Hey there, time traveller!
This article was published 11/5/2013 (1559 days ago), so information in it may no longer be current.

WHEN the First National Conference on Residential Schools convened in 1991 in Vancouver, the opening address was delivered by the Chief of Xat'Sull (Soda Creek) First Nation, Bev Sellars. She described how she and the other children at the residential school at Williams Lake, B.C. were treated "like dirt" by the white priests and nuns, ridiculed, and programmed "like robots" to believe that they belonged "to a weak, defective race."

For Sellars, this wasn't an education; it was instead, "training for self-destruction."


A lawyer who at one time worked with the B.C. Treaty Commission, Sellars here recounts in this frank, angry and defiant memoir the full story of her own dehumanizing programming at the school in the 1960s, and how she narrowly avoided self-destruction herself.

● ● ●

(Given request):
Could you resume the review of Bev Sellars's residential school memoir, starting right after its last sentence?

(Data extract):
● ● ●

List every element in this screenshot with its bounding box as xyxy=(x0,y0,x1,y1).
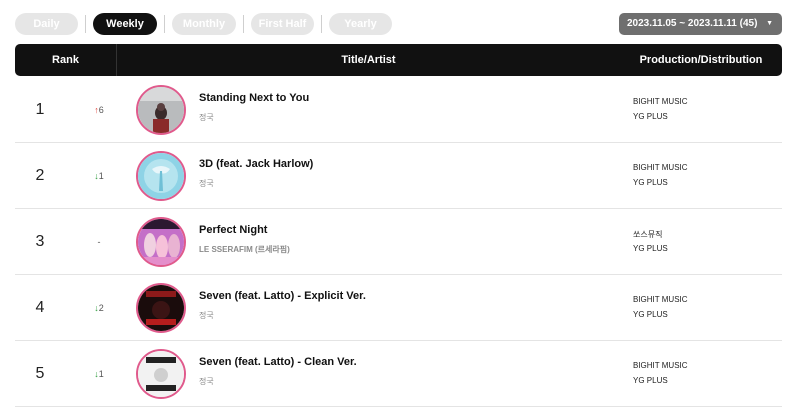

● ● ●

(Final result):
While the tragic history of Canada's arrogantly racist experiment in cultural genocide has been documented in such major works as J.R. Miller's Shingwauk's Vision (1996) and A National Crime by John Milloy (1999), Sellars' book joins a smaller but growing body of residential school autobiographies such as Basil Johnston's Indian School Days (1988) and Theodore Fontaine's Broken Circle (2011).

Where Johnston crafted a detailed account of his experiences replete with extensive verbatim conversations, and Fontaine's non-sequential reflections carry the reader along on his personal journey towards healing, Sellars' is a more straightforward and economical telling.

With almost no dialogue and a simple prose style, They Called Me Number One reads like transcribed oral history.


The book's 14 chapters essentially divide into three sections: a fondly recalled childhood being raised by her grandparents; the seven years she endured at the school; and her subsequent struggle to cope with the aftermath of her "education," which included a violent relationship and attempted suicide.

While only some 60 out of the book's 256 pages are actually set at St. Joseph's, the shadow the school casts over the lives of her family, especially her mother and grandmother, looms large in both the book and Sellars' life.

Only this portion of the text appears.